Extracted data entries:

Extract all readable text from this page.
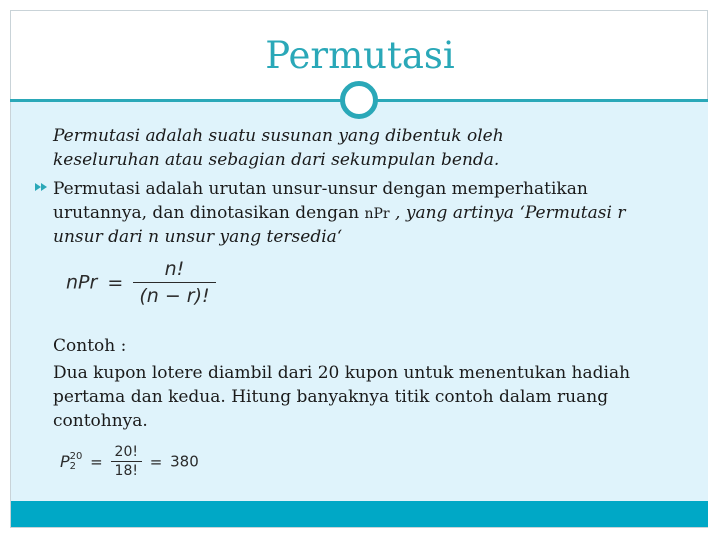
Permutasi
Permutasi adalah suatu susunan yang dibentuk oleh
keseluruhan atau sebagian dari sekumpulan benda.
Permutasi adalah urutan unsur-unsur dengan memperhatikan
urutannya, dan dinotasikan dengan nPr , yang artinya ‘Permutasi r
unsur dari n unsur yang tersedia‘
nPr = $\frac{n!}{(n - r)!}$
Contoh :
Dua kupon lotere diambil dari 20 kupon untuk menentukan hadiah
pertama dan kedua. Hitung banyaknya titik contoh dalam ruang
contohnya.
P 20
$2 = \frac{20!}{18!} = 380$
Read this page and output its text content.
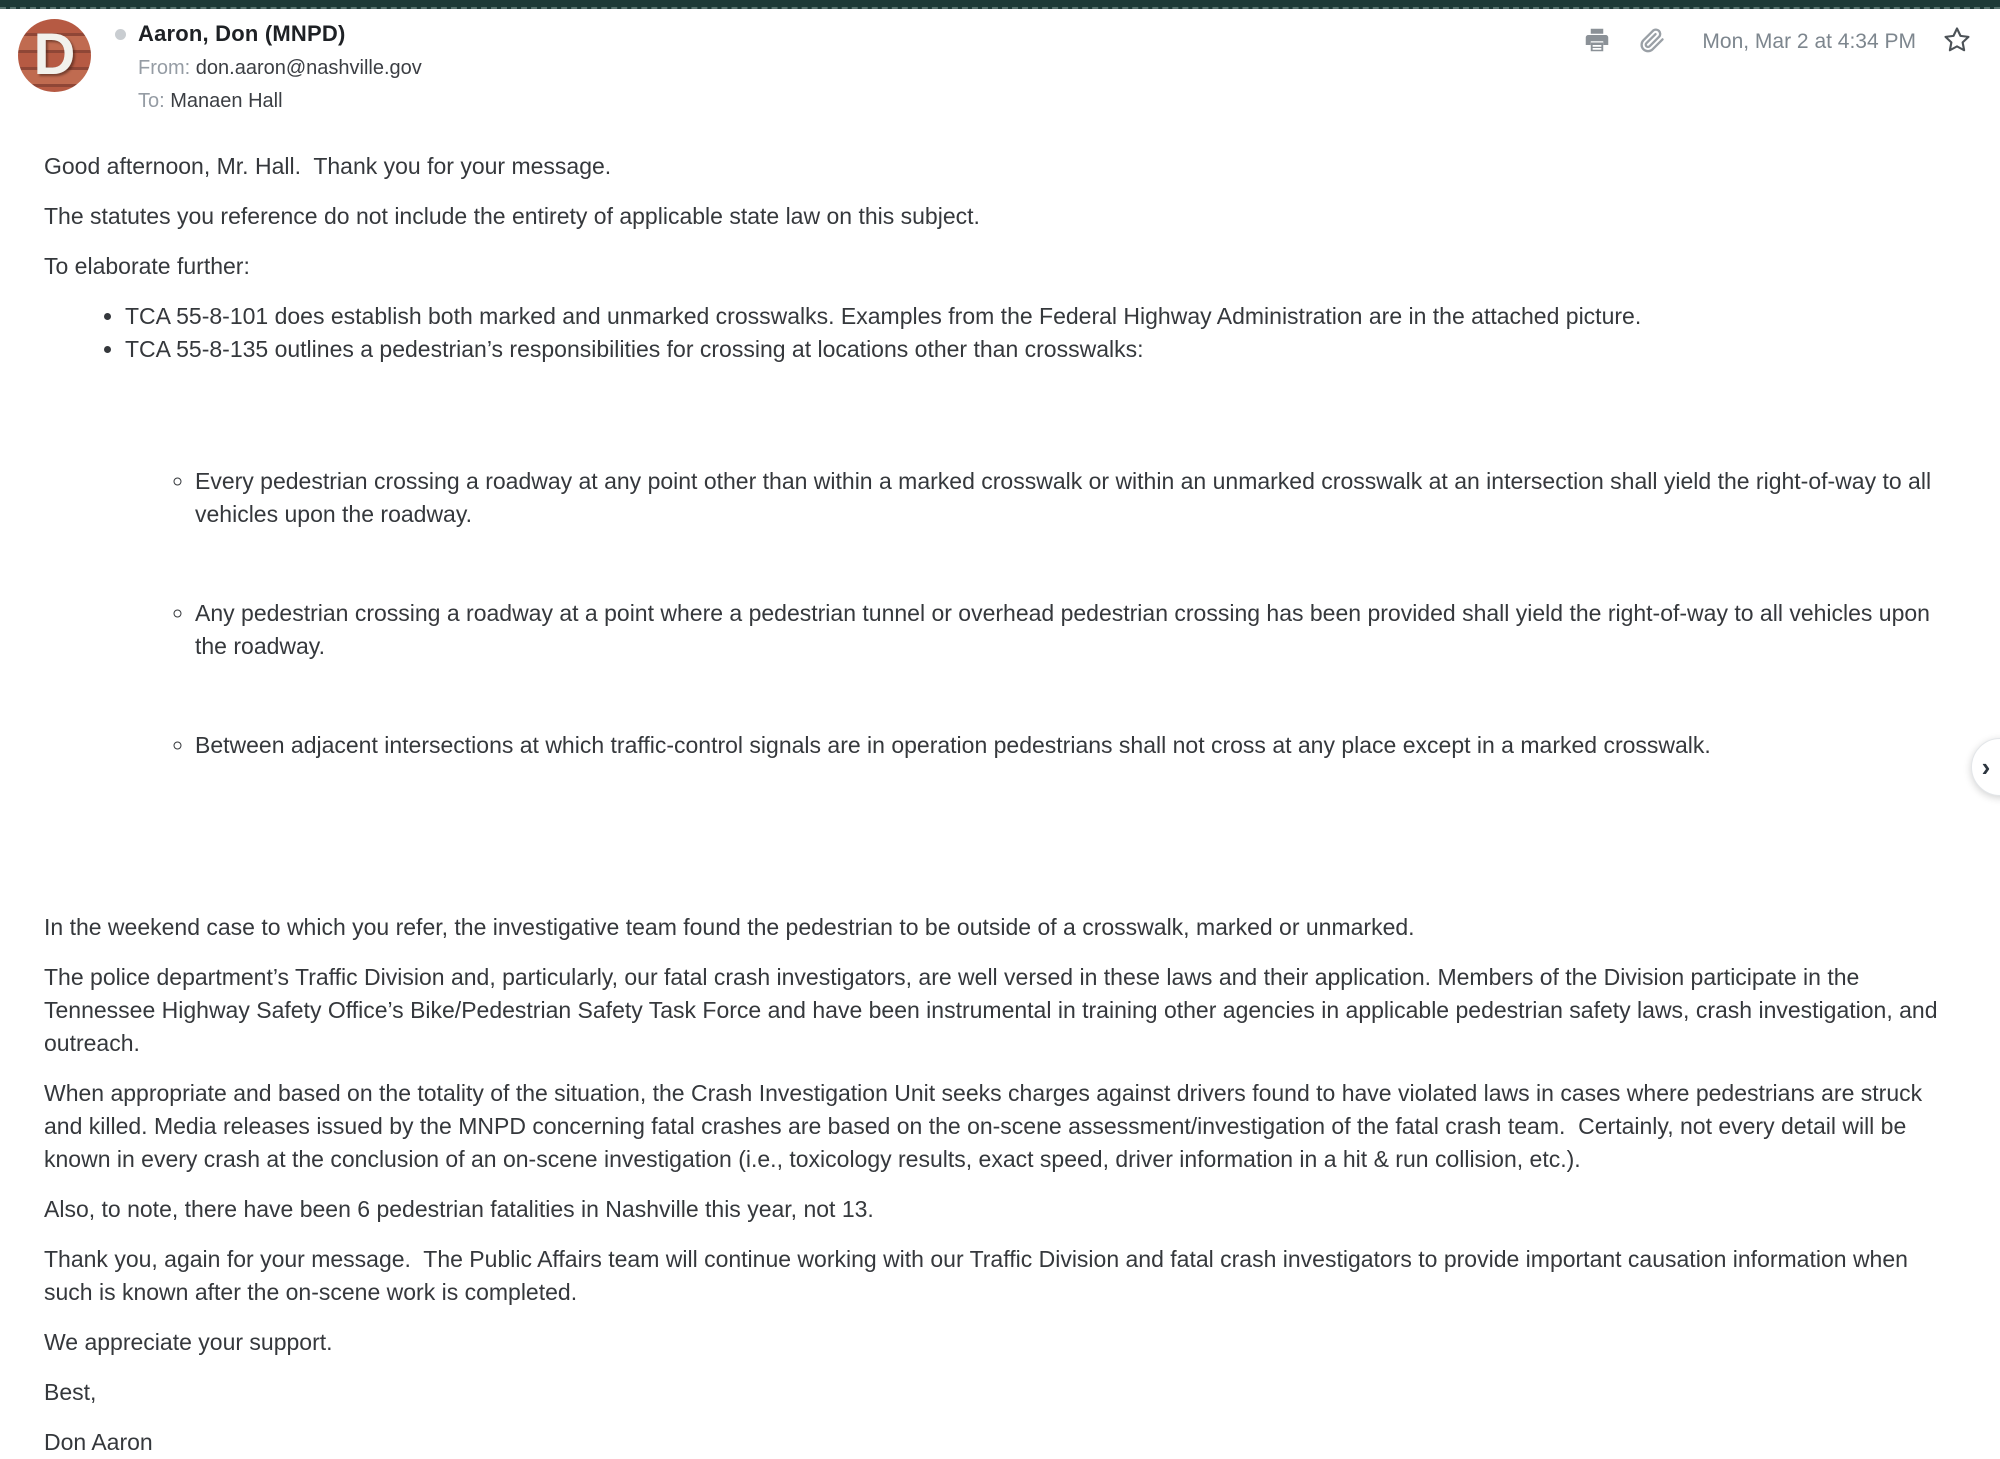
D	Aaron, Don (MNPD)
From: don.aaron@nashville.gov
To: Manaen Hall
Mon, Mar 2 at 4:34 PM

Good afternoon, Mr. Hall.  Thank you for your message.

The statutes you reference do not include the entirety of applicable state law on this subject.

To elaborate further:

• TCA 55-8-101 does establish both marked and unmarked crosswalks. Examples from the Federal Highway Administration are in the attached picture.
• TCA 55-8-135 outlines a pedestrian’s responsibilities for crossing at locations other than crosswalks:

◦ Every pedestrian crossing a roadway at any point other than within a marked crosswalk or within an unmarked crosswalk at an intersection shall yield the right-of-way to all vehicles upon the roadway.

◦ Any pedestrian crossing a roadway at a point where a pedestrian tunnel or overhead pedestrian crossing has been provided shall yield the right-of-way to all vehicles upon the roadway.

◦ Between adjacent intersections at which traffic-control signals are in operation pedestrians shall not cross at any place except in a marked crosswalk.

In the weekend case to which you refer, the investigative team found the pedestrian to be outside of a crosswalk, marked or unmarked.

The police department’s Traffic Division and, particularly, our fatal crash investigators, are well versed in these laws and their application. Members of the Division participate in the Tennessee Highway Safety Office’s Bike/Pedestrian Safety Task Force and have been instrumental in training other agencies in applicable pedestrian safety laws, crash investigation, and outreach.

When appropriate and based on the totality of the situation, the Crash Investigation Unit seeks charges against drivers found to have violated laws in cases where pedestrians are struck and killed. Media releases issued by the MNPD concerning fatal crashes are based on the on-scene assessment/investigation of the fatal crash team.  Certainly, not every detail will be known in every crash at the conclusion of an on-scene investigation (i.e., toxicology results, exact speed, driver information in a hit & run collision, etc.).

Also, to note, there have been 6 pedestrian fatalities in Nashville this year, not 13.

Thank you, again for your message.  The Public Affairs team will continue working with our Traffic Division and fatal crash investigators to provide important causation information when such is known after the on-scene work is completed.

We appreciate your support.

Best,

Don Aaron

›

Requirement: Copy out each line of the material that holds the word "marked".

Output of the exercise:
• TCA 55-8-101 does establish both marked and unmarked crosswalks. Examples from the Federal Highway Administration are in the attached picture.
◦ Every pedestrian crossing a roadway at any point other than within a marked crosswalk or within an unmarked crosswalk at an intersection shall yield the right-of-way to all vehicles upon the roadway.
◦ Between adjacent intersections at which traffic-control signals are in operation pedestrians shall not cross at any place except in a marked crosswalk.
In the weekend case to which you refer, the investigative team found the pedestrian to be outside of a crosswalk, marked or unmarked.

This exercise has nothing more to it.